> _Records shown_
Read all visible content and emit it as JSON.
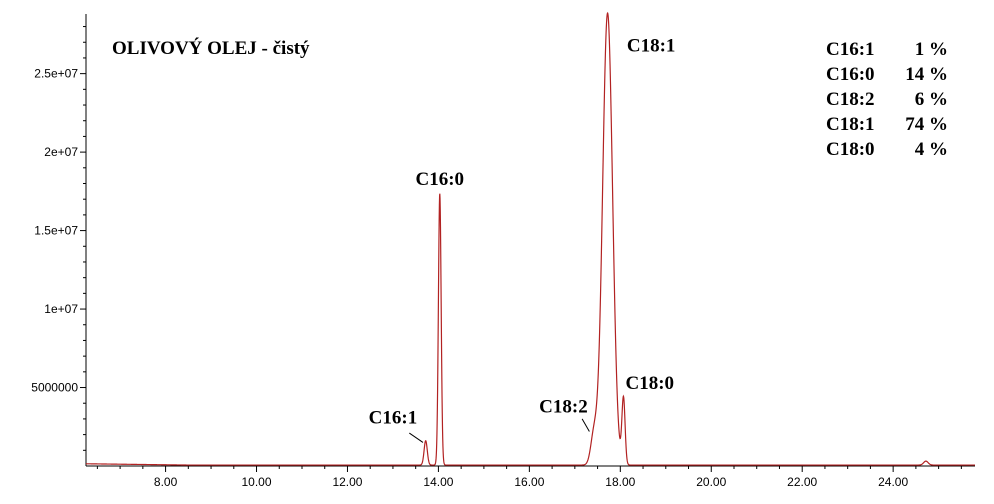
{
  "chart_data": {
    "type": "line",
    "title": "OLIVOVÝ OLEJ - čistý",
    "xlabel": "",
    "ylabel": "",
    "xlim": [
      6.25,
      25.8
    ],
    "ylim": [
      0,
      28800000
    ],
    "x_ticks": [
      {
        "value": 8,
        "label": "8.00"
      },
      {
        "value": 10,
        "label": "10.00"
      },
      {
        "value": 12,
        "label": "12.00"
      },
      {
        "value": 14,
        "label": "14.00"
      },
      {
        "value": 16,
        "label": "16.00"
      },
      {
        "value": 18,
        "label": "18.00"
      },
      {
        "value": 20,
        "label": "20.00"
      },
      {
        "value": 22,
        "label": "22.00"
      },
      {
        "value": 24,
        "label": "24.00"
      }
    ],
    "y_ticks": [
      {
        "value": 5000000,
        "label": "5000000"
      },
      {
        "value": 10000000,
        "label": "1e+07"
      },
      {
        "value": 15000000,
        "label": "1.5e+07"
      },
      {
        "value": 20000000,
        "label": "2e+07"
      },
      {
        "value": 25000000,
        "label": "2.5e+07"
      }
    ],
    "line_color": "#b22222",
    "baseline": 60000,
    "peaks": [
      {
        "name": "C16:1",
        "x": 13.72,
        "height": 1550000,
        "width": 0.035
      },
      {
        "name": "C16:0",
        "x": 14.03,
        "height": 17300000,
        "width": 0.03
      },
      {
        "name": "C18:2",
        "x": 17.42,
        "height": 1900000,
        "width": 0.07
      },
      {
        "name": "C18:1",
        "x": 17.72,
        "height": 28800000,
        "width": 0.11
      },
      {
        "name": "C18:0",
        "x": 18.07,
        "height": 4200000,
        "width": 0.035
      },
      {
        "name": "",
        "x": 24.72,
        "height": 250000,
        "width": 0.05
      }
    ],
    "peak_labels": [
      {
        "text": "C16:0",
        "x": 14.03,
        "y": 17900000,
        "anchor": "middle"
      },
      {
        "text": "C18:1",
        "x": 18.1,
        "y": 26400000,
        "anchor": "start"
      },
      {
        "text": "C18:0",
        "x": 18.07,
        "y": 4900000,
        "anchor": "start"
      },
      {
        "text": "C16:1",
        "x": 13.0,
        "y": 2700000,
        "anchor": "middle"
      },
      {
        "text": "C18:2",
        "x": 16.75,
        "y": 3400000,
        "anchor": "middle"
      }
    ],
    "legend": {
      "position": "top-right",
      "entries": [
        {
          "compound": "C16:1",
          "percent": "1 %"
        },
        {
          "compound": "C16:0",
          "percent": "14 %"
        },
        {
          "compound": "C18:2",
          "percent": "6 %"
        },
        {
          "compound": "C18:1",
          "percent": "74 %"
        },
        {
          "compound": "C18:0",
          "percent": "4 %"
        }
      ]
    }
  }
}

> _Requirement_
What is the number of lines in these records that contain "percent"? Reply with the number only.

> _Solved exercise_
5